■ **GIVEN INFORMATION**

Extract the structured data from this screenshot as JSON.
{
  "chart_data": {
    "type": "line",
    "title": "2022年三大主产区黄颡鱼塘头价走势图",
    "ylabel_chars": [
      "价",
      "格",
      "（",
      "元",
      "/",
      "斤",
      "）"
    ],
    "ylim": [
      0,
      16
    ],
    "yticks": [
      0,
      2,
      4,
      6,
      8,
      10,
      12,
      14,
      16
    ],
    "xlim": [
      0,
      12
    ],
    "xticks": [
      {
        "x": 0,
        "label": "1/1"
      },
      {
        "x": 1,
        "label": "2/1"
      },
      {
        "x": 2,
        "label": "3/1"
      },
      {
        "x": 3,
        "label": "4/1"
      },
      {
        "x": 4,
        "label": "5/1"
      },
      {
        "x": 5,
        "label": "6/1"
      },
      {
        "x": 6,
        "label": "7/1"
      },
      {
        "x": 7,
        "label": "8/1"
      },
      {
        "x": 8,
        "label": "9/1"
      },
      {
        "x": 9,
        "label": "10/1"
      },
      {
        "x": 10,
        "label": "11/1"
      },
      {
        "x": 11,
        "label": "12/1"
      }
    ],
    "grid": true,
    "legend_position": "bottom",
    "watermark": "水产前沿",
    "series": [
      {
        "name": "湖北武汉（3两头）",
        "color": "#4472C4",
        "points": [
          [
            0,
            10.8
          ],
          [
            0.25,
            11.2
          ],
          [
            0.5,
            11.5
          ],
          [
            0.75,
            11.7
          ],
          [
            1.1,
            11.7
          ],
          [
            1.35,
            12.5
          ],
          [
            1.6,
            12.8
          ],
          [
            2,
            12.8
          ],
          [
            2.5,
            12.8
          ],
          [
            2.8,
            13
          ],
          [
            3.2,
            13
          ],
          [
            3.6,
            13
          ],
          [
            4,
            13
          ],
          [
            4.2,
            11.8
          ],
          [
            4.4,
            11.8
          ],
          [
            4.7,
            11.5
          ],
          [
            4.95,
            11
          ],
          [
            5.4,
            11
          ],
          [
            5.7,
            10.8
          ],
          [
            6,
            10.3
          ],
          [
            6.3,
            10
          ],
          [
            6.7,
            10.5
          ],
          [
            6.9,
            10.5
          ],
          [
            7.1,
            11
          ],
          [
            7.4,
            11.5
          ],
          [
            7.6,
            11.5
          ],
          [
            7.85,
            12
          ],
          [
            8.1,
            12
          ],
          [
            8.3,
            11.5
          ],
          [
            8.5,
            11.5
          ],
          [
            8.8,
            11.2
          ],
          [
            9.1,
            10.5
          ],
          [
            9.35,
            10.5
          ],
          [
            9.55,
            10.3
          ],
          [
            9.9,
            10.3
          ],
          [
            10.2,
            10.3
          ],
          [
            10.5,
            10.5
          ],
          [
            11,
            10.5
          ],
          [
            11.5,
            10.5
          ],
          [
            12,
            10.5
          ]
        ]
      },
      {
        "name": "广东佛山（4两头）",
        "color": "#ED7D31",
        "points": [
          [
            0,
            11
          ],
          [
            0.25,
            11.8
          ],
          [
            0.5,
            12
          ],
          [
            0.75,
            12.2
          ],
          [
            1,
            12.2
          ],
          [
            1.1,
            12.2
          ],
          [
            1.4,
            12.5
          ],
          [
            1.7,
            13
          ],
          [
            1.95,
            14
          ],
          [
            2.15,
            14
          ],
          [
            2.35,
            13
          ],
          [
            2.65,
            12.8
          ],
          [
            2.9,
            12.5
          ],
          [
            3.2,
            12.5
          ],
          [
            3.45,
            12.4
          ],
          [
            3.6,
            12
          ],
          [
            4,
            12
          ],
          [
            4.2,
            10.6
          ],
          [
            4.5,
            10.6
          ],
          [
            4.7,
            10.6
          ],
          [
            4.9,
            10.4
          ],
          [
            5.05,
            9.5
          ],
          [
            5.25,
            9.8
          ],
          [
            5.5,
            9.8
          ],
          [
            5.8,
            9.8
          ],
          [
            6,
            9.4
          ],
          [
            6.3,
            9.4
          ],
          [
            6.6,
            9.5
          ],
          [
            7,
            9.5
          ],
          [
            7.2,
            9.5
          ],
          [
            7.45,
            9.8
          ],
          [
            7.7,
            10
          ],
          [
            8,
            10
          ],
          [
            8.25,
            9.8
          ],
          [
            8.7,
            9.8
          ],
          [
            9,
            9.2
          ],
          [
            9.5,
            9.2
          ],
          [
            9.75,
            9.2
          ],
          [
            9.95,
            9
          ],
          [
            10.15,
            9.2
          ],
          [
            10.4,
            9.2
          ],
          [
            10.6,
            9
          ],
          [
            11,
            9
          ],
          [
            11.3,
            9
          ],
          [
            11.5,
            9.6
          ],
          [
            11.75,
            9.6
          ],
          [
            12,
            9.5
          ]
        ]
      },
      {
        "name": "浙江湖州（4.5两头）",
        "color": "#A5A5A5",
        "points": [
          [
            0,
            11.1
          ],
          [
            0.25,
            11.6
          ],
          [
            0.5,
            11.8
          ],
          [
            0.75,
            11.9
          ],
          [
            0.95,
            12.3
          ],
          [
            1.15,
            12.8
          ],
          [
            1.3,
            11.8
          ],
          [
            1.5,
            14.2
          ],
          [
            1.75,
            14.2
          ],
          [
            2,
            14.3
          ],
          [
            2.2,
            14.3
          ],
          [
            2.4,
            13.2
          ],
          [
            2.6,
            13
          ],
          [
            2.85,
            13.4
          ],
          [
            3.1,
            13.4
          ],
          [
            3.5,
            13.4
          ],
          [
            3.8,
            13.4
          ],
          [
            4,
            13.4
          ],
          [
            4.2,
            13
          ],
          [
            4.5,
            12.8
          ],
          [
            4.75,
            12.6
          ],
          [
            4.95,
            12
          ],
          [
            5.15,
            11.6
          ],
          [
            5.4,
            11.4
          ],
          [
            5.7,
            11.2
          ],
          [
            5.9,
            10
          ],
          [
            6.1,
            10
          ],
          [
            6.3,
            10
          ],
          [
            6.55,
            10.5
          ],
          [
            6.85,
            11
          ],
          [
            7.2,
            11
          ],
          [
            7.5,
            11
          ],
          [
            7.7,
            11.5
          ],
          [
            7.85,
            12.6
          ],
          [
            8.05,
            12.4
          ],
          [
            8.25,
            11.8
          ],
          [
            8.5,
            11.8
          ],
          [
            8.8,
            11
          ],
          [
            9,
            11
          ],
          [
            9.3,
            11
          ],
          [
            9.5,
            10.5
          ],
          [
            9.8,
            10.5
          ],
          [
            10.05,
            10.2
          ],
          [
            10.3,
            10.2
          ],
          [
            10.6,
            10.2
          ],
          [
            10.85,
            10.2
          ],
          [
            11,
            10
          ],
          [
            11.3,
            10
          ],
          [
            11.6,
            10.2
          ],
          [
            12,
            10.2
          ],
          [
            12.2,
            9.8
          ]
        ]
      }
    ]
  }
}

■ **GOAL OF THE EXERCISE**
Reproduce each entry word for word.

■ **WRITTEN RESPONSE**
Extract the structured data from this screenshot as JSON.
{
  "chart_data": {
    "type": "line",
    "title": "2022年三大主产区黄颡鱼塘头价走势图",
    "ylabel_chars": [
      "价",
      "格",
      "（",
      "元",
      "/",
      "斤",
      "）"
    ],
    "ylim": [
      0,
      16
    ],
    "yticks": [
      0,
      2,
      4,
      6,
      8,
      10,
      12,
      14,
      16
    ],
    "xlim": [
      0,
      12
    ],
    "xticks": [
      {
        "x": 0,
        "label": "1/1"
      },
      {
        "x": 1,
        "label": "2/1"
      },
      {
        "x": 2,
        "label": "3/1"
      },
      {
        "x": 3,
        "label": "4/1"
      },
      {
        "x": 4,
        "label": "5/1"
      },
      {
        "x": 5,
        "label": "6/1"
      },
      {
        "x": 6,
        "label": "7/1"
      },
      {
        "x": 7,
        "label": "8/1"
      },
      {
        "x": 8,
        "label": "9/1"
      },
      {
        "x": 9,
        "label": "10/1"
      },
      {
        "x": 10,
        "label": "11/1"
      },
      {
        "x": 11,
        "label": "12/1"
      }
    ],
    "grid": true,
    "legend_position": "bottom",
    "watermark": "水产前沿",
    "series": [
      {
        "name": "湖北武汉（3两头）",
        "color": "#4472C4",
        "points": [
          [
            0,
            10.8
          ],
          [
            0.25,
            11.2
          ],
          [
            0.5,
            11.5
          ],
          [
            0.75,
            11.7
          ],
          [
            1.1,
            11.7
          ],
          [
            1.35,
            12.5
          ],
          [
            1.6,
            12.8
          ],
          [
            2,
            12.8
          ],
          [
            2.5,
            12.8
          ],
          [
            2.8,
            13
          ],
          [
            3.2,
            13
          ],
          [
            3.6,
            13
          ],
          [
            4,
            13
          ],
          [
            4.2,
            11.8
          ],
          [
            4.4,
            11.8
          ],
          [
            4.7,
            11.5
          ],
          [
            4.95,
            11
          ],
          [
            5.4,
            11
          ],
          [
            5.7,
            10.8
          ],
          [
            6,
            10.3
          ],
          [
            6.3,
            10
          ],
          [
            6.7,
            10.5
          ],
          [
            6.9,
            10.5
          ],
          [
            7.1,
            11
          ],
          [
            7.4,
            11.5
          ],
          [
            7.6,
            11.5
          ],
          [
            7.85,
            12
          ],
          [
            8.1,
            12
          ],
          [
            8.3,
            11.5
          ],
          [
            8.5,
            11.5
          ],
          [
            8.8,
            11.2
          ],
          [
            9.1,
            10.5
          ],
          [
            9.35,
            10.5
          ],
          [
            9.55,
            10.3
          ],
          [
            9.9,
            10.3
          ],
          [
            10.2,
            10.3
          ],
          [
            10.5,
            10.5
          ],
          [
            11,
            10.5
          ],
          [
            11.5,
            10.5
          ],
          [
            12,
            10.5
          ]
        ]
      },
      {
        "name": "广东佛山（4两头）",
        "color": "#ED7D31",
        "points": [
          [
            0,
            11
          ],
          [
            0.25,
            11.8
          ],
          [
            0.5,
            12
          ],
          [
            0.75,
            12.2
          ],
          [
            1,
            12.2
          ],
          [
            1.1,
            12.2
          ],
          [
            1.4,
            12.5
          ],
          [
            1.7,
            13
          ],
          [
            1.95,
            14
          ],
          [
            2.15,
            14
          ],
          [
            2.35,
            13
          ],
          [
            2.65,
            12.8
          ],
          [
            2.9,
            12.5
          ],
          [
            3.2,
            12.5
          ],
          [
            3.45,
            12.4
          ],
          [
            3.6,
            12
          ],
          [
            4,
            12
          ],
          [
            4.2,
            10.6
          ],
          [
            4.5,
            10.6
          ],
          [
            4.7,
            10.6
          ],
          [
            4.9,
            10.4
          ],
          [
            5.05,
            9.5
          ],
          [
            5.25,
            9.8
          ],
          [
            5.5,
            9.8
          ],
          [
            5.8,
            9.8
          ],
          [
            6,
            9.4
          ],
          [
            6.3,
            9.4
          ],
          [
            6.6,
            9.5
          ],
          [
            7,
            9.5
          ],
          [
            7.2,
            9.5
          ],
          [
            7.45,
            9.8
          ],
          [
            7.7,
            10
          ],
          [
            8,
            10
          ],
          [
            8.25,
            9.8
          ],
          [
            8.7,
            9.8
          ],
          [
            9,
            9.2
          ],
          [
            9.5,
            9.2
          ],
          [
            9.75,
            9.2
          ],
          [
            9.95,
            9
          ],
          [
            10.15,
            9.2
          ],
          [
            10.4,
            9.2
          ],
          [
            10.6,
            9
          ],
          [
            11,
            9
          ],
          [
            11.3,
            9
          ],
          [
            11.5,
            9.6
          ],
          [
            11.75,
            9.6
          ],
          [
            12,
            9.5
          ]
        ]
      },
      {
        "name": "浙江湖州（4.5两头）",
        "color": "#A5A5A5",
        "points": [
          [
            0,
            11.1
          ],
          [
            0.25,
            11.6
          ],
          [
            0.5,
            11.8
          ],
          [
            0.75,
            11.9
          ],
          [
            0.95,
            12.3
          ],
          [
            1.15,
            12.8
          ],
          [
            1.3,
            11.8
          ],
          [
            1.5,
            14.2
          ],
          [
            1.75,
            14.2
          ],
          [
            2,
            14.3
          ],
          [
            2.2,
            14.3
          ],
          [
            2.4,
            13.2
          ],
          [
            2.6,
            13
          ],
          [
            2.85,
            13.4
          ],
          [
            3.1,
            13.4
          ],
          [
            3.5,
            13.4
          ],
          [
            3.8,
            13.4
          ],
          [
            4,
            13.4
          ],
          [
            4.2,
            13
          ],
          [
            4.5,
            12.8
          ],
          [
            4.75,
            12.6
          ],
          [
            4.95,
            12
          ],
          [
            5.15,
            11.6
          ],
          [
            5.4,
            11.4
          ],
          [
            5.7,
            11.2
          ],
          [
            5.9,
            10
          ],
          [
            6.1,
            10
          ],
          [
            6.3,
            10
          ],
          [
            6.55,
            10.5
          ],
          [
            6.85,
            11
          ],
          [
            7.2,
            11
          ],
          [
            7.5,
            11
          ],
          [
            7.7,
            11.5
          ],
          [
            7.85,
            12.6
          ],
          [
            8.05,
            12.4
          ],
          [
            8.25,
            11.8
          ],
          [
            8.5,
            11.8
          ],
          [
            8.8,
            11
          ],
          [
            9,
            11
          ],
          [
            9.3,
            11
          ],
          [
            9.5,
            10.5
          ],
          [
            9.8,
            10.5
          ],
          [
            10.05,
            10.2
          ],
          [
            10.3,
            10.2
          ],
          [
            10.6,
            10.2
          ],
          [
            10.85,
            10.2
          ],
          [
            11,
            10
          ],
          [
            11.3,
            10
          ],
          [
            11.6,
            10.2
          ],
          [
            12,
            10.2
          ],
          [
            12.2,
            9.8
          ]
        ]
      }
    ]
  }
}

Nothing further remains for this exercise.